• Your goal: Copy out each line featuring the string "フォーム" from the entries beneath.

--- Start Records shown ---

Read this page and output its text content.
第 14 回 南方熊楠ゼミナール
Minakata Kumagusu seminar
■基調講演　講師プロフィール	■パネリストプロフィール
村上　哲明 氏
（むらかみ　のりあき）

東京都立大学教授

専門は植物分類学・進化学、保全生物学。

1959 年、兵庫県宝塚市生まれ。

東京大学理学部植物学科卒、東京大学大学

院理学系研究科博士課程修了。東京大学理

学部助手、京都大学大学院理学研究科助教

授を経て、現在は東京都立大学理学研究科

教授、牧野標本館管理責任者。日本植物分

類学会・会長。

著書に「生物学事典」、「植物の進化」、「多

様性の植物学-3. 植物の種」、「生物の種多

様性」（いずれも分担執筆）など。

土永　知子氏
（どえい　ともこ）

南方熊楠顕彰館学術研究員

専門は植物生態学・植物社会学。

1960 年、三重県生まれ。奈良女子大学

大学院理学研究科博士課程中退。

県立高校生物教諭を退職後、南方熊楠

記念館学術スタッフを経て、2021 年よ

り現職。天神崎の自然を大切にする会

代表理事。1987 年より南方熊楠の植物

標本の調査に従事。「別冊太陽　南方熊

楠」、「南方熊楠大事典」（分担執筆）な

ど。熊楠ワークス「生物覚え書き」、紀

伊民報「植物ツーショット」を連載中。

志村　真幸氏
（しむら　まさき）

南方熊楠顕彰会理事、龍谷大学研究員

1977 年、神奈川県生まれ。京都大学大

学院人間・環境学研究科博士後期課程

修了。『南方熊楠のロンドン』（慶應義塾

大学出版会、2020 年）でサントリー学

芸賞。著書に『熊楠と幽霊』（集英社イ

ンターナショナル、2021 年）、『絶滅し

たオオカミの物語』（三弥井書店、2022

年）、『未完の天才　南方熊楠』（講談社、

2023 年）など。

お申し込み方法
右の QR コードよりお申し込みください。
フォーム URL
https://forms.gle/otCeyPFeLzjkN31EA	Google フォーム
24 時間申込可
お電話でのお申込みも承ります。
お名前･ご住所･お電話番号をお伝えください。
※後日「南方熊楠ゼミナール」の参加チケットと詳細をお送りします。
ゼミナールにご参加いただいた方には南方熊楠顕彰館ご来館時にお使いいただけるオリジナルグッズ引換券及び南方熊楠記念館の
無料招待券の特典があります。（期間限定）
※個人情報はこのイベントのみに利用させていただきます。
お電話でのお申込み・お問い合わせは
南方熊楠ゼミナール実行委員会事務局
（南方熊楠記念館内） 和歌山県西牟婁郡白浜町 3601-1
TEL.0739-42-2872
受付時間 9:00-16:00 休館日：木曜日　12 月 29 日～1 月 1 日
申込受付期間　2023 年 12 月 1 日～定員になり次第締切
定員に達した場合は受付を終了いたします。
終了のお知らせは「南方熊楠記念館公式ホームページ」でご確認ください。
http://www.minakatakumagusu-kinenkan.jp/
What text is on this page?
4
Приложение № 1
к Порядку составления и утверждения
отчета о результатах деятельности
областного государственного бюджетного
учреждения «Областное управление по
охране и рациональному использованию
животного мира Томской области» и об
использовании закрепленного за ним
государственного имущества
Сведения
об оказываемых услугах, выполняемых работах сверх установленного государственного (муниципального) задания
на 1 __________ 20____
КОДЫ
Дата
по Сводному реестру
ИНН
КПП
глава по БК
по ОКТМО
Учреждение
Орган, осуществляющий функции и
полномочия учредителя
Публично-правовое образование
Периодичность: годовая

--- End Records shown ---

• Result of this task:
フォーム URL
https://forms.gle/otCeyPFeLzjkN31EA	Google フォーム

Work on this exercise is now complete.